## TASK OBJECTIVE
Give the number of lines containing "Leaf" in this listing, with no other words.

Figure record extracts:
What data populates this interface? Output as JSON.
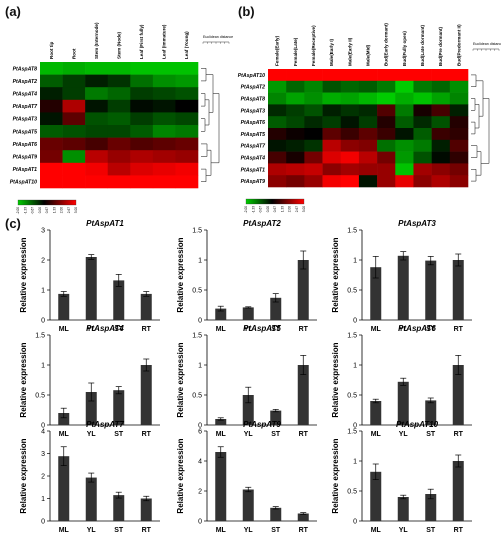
{
  "panels": {
    "a": "(a)",
    "b": "(b)",
    "c": "(c)"
  },
  "heatmap_a": {
    "columns": [
      "Root tip",
      "Root",
      "Stem (Internode)",
      "Stem (Node)",
      "Leaf (First fully)",
      "Leaf (Immature)",
      "Leaf (Young)"
    ],
    "rows": [
      "PtAspAT8",
      "PtAspAT2",
      "PtAspAT4",
      "PtAspAT7",
      "PtAspAT3",
      "PtAspAT5",
      "PtAspAT6",
      "PtAspAT9",
      "PtAspAT1",
      "PtAspAT10"
    ],
    "values": [
      [
        -1.8,
        -1.7,
        -1.8,
        -1.8,
        -1.9,
        -1.9,
        -1.9
      ],
      [
        -0.9,
        -0.6,
        -0.3,
        -0.5,
        -1.1,
        -1.4,
        -1.5
      ],
      [
        -0.3,
        -0.6,
        -1.2,
        -1.0,
        -0.6,
        -0.7,
        -0.8
      ],
      [
        0.3,
        1.5,
        -0.2,
        -0.6,
        -0.1,
        -0.2,
        0.0
      ],
      [
        -0.2,
        0.8,
        -0.8,
        -0.9,
        -0.6,
        -0.8,
        -0.7
      ],
      [
        -0.9,
        -0.8,
        -0.7,
        -0.7,
        -0.9,
        -1.3,
        -1.2
      ],
      [
        0.9,
        0.8,
        0.6,
        0.9,
        0.7,
        0.8,
        0.9
      ],
      [
        1.0,
        -1.4,
        1.6,
        1.3,
        1.5,
        1.4,
        1.3
      ],
      [
        2.4,
        2.2,
        2.1,
        1.6,
        1.9,
        2.0,
        2.1
      ],
      [
        2.9,
        2.8,
        2.6,
        2.3,
        2.2,
        2.7,
        2.6
      ]
    ],
    "scale_ticks": [
      "-2.00",
      "-1.33",
      "-0.67",
      "0.00",
      "0.67",
      "1.33",
      "2.00",
      "2.67",
      "3.00"
    ],
    "dist_label": "Euclidean distance"
  },
  "heatmap_b": {
    "columns": [
      "Female(Early)",
      "Female(Late)",
      "Female(Receptive)",
      "Male(Early I)",
      "Male(Early II)",
      "Male(Mid)",
      "Bud(Early dormant)",
      "Bud(Fully open)",
      "Bud(Late dormant)",
      "Bud(Pre dormant)",
      "Bud(Predormant II)"
    ],
    "rows": [
      "PtAspAT10",
      "PtAspAT2",
      "PtAspAT8",
      "PtAspAT3",
      "PtAspAT6",
      "PtAspAT5",
      "PtAspAT7",
      "PtAspAT4",
      "PtAspAT1",
      "PtAspAT9"
    ],
    "values": [
      [
        3.0,
        3.0,
        3.0,
        3.0,
        3.0,
        3.0,
        2.7,
        3.0,
        2.6,
        3.0,
        3.0
      ],
      [
        -1.5,
        -1.0,
        -1.3,
        -0.8,
        -1.0,
        -0.9,
        -1.2,
        -2.0,
        -1.2,
        -1.0,
        -1.4
      ],
      [
        -1.3,
        -1.6,
        -1.4,
        -1.7,
        -1.6,
        -1.8,
        -2.0,
        -1.7,
        -1.9,
        -1.6,
        -1.3
      ],
      [
        -0.4,
        -0.6,
        -0.8,
        -0.3,
        -0.5,
        -0.4,
        0.7,
        -1.2,
        0.2,
        0.6,
        -0.3
      ],
      [
        -0.9,
        -0.7,
        -0.4,
        -0.6,
        -0.2,
        -0.6,
        0.3,
        -0.9,
        -0.4,
        -0.8,
        0.3
      ],
      [
        0.3,
        0.1,
        0.0,
        0.8,
        0.5,
        0.8,
        0.5,
        -0.2,
        -0.9,
        0.5,
        0.4
      ],
      [
        -0.2,
        -0.3,
        -0.5,
        1.6,
        1.2,
        1.1,
        -1.1,
        -1.4,
        -1.2,
        -0.3,
        0.7
      ],
      [
        0.6,
        0.2,
        1.0,
        1.9,
        2.1,
        1.6,
        1.0,
        -1.5,
        -0.8,
        -0.1,
        0.4
      ],
      [
        1.5,
        1.6,
        1.7,
        1.2,
        1.4,
        1.3,
        1.3,
        -1.9,
        1.4,
        1.2,
        1.0
      ],
      [
        1.2,
        1.0,
        1.3,
        2.1,
        2.2,
        -0.2,
        1.3,
        2.0,
        1.2,
        1.5,
        1.2
      ]
    ],
    "scale_ticks": [
      "-2.00",
      "-1.33",
      "-0.67",
      "0.00",
      "0.67",
      "1.33",
      "2.00",
      "2.67",
      "3.00"
    ],
    "dist_label": "Euclidean distance"
  },
  "chart_data": [
    {
      "type": "bar",
      "title": "PtAspAT1",
      "categories": [
        "ML",
        "YL",
        "ST",
        "RT"
      ],
      "values": [
        0.87,
        2.1,
        1.32,
        0.87
      ],
      "errors": [
        0.08,
        0.08,
        0.2,
        0.08
      ],
      "ylabel": "Relative expression",
      "ylim": [
        0,
        3
      ],
      "yticks": [
        "0",
        "1",
        "2",
        "3"
      ]
    },
    {
      "type": "bar",
      "title": "PtAspAT2",
      "categories": [
        "ML",
        "YL",
        "ST",
        "RT"
      ],
      "values": [
        0.19,
        0.21,
        0.37,
        1.0
      ],
      "errors": [
        0.04,
        0.01,
        0.07,
        0.15
      ],
      "ylabel": "Relative expression",
      "ylim": [
        0,
        1.5
      ],
      "yticks": [
        "0",
        "0.5",
        "1",
        "1.5"
      ]
    },
    {
      "type": "bar",
      "title": "PtAspAT3",
      "categories": [
        "ML",
        "YL",
        "ST",
        "RT"
      ],
      "values": [
        0.88,
        1.07,
        0.99,
        1.0
      ],
      "errors": [
        0.18,
        0.07,
        0.07,
        0.1
      ],
      "ylabel": "Relative expression",
      "ylim": [
        0,
        1.5
      ],
      "yticks": [
        "0",
        "0.5",
        "1",
        "1.5"
      ]
    },
    {
      "type": "bar",
      "title": "PtAspAT4",
      "categories": [
        "ML",
        "YL",
        "ST",
        "RT"
      ],
      "values": [
        0.2,
        0.55,
        0.58,
        1.0
      ],
      "errors": [
        0.08,
        0.15,
        0.06,
        0.1
      ],
      "ylabel": "Relative expression",
      "ylim": [
        0,
        1.5
      ],
      "yticks": [
        "0",
        "0.5",
        "1",
        "1.5"
      ]
    },
    {
      "type": "bar",
      "title": "PtAspAT5",
      "categories": [
        "ML",
        "YL",
        "ST",
        "RT"
      ],
      "values": [
        0.1,
        0.5,
        0.24,
        1.0
      ],
      "errors": [
        0.02,
        0.13,
        0.02,
        0.16
      ],
      "ylabel": "Relative expression",
      "ylim": [
        0,
        1.5
      ],
      "yticks": [
        "0",
        "0.5",
        "1",
        "1.5"
      ]
    },
    {
      "type": "bar",
      "title": "PtAspAT6",
      "categories": [
        "ML",
        "YL",
        "ST",
        "RT"
      ],
      "values": [
        0.4,
        0.72,
        0.41,
        1.0
      ],
      "errors": [
        0.03,
        0.06,
        0.04,
        0.16
      ],
      "ylabel": "Relative expression",
      "ylim": [
        0,
        1.5
      ],
      "yticks": [
        "0",
        "0.5",
        "1",
        "1.5"
      ]
    },
    {
      "type": "bar",
      "title": "PtAspAT7",
      "categories": [
        "ML",
        "YL",
        "ST",
        "RT"
      ],
      "values": [
        2.88,
        1.93,
        1.15,
        1.0
      ],
      "errors": [
        0.42,
        0.2,
        0.13,
        0.1
      ],
      "ylabel": "Relative expression",
      "ylim": [
        0,
        4
      ],
      "yticks": [
        "0",
        "1",
        "2",
        "3",
        "4"
      ]
    },
    {
      "type": "bar",
      "title": "PtAspAT9",
      "categories": [
        "ML",
        "YL",
        "ST",
        "RT"
      ],
      "values": [
        4.6,
        2.1,
        0.88,
        0.5
      ],
      "errors": [
        0.35,
        0.15,
        0.08,
        0.06
      ],
      "ylabel": "Relative expression",
      "ylim": [
        0,
        6
      ],
      "yticks": [
        "0",
        "2",
        "4",
        "6"
      ]
    },
    {
      "type": "bar",
      "title": "PtAspAT10",
      "categories": [
        "ML",
        "YL",
        "ST",
        "RT"
      ],
      "values": [
        0.82,
        0.4,
        0.45,
        1.0
      ],
      "errors": [
        0.13,
        0.03,
        0.08,
        0.1
      ],
      "ylabel": "Relative expression",
      "ylim": [
        0,
        1.5
      ],
      "yticks": [
        "0",
        "0.5",
        "1",
        "1.5"
      ]
    }
  ],
  "colors": {
    "bar": "#333333",
    "heat_low": "#00cc00",
    "heat_mid": "#000000",
    "heat_high": "#ff0000"
  }
}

## TASK SOLUTION
3